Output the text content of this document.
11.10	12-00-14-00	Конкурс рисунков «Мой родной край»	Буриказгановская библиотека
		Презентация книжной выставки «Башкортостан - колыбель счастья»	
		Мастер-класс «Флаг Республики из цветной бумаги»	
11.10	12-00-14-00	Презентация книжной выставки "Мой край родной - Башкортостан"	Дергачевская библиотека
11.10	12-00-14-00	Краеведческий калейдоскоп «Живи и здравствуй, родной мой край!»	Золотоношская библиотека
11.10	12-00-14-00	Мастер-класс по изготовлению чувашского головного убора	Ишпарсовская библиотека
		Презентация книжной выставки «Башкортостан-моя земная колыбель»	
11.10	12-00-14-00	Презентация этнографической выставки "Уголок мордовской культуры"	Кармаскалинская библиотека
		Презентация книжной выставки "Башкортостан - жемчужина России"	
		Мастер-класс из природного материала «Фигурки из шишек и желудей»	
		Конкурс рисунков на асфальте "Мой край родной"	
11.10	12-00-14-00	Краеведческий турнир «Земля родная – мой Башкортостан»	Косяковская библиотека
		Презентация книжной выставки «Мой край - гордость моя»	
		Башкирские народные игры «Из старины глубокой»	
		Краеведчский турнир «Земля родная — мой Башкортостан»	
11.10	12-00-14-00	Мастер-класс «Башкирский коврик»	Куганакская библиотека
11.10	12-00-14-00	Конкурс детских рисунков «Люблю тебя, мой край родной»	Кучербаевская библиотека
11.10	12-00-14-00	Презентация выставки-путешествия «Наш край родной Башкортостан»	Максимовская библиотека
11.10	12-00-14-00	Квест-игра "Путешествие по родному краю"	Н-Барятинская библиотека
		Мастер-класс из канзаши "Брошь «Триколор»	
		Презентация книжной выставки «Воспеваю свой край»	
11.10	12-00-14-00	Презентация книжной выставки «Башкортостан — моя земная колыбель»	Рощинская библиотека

- - -

» **What to produce**
Check every line of the data, and copy the ones that contain "земная".

» **Task output**
		Презентация книжной выставки «Башкортостан-моя земная колыбель»	
11.10	12-00-14-00	Презентация книжной выставки «Башкортостан — моя земная колыбель»	Рощинская библиотека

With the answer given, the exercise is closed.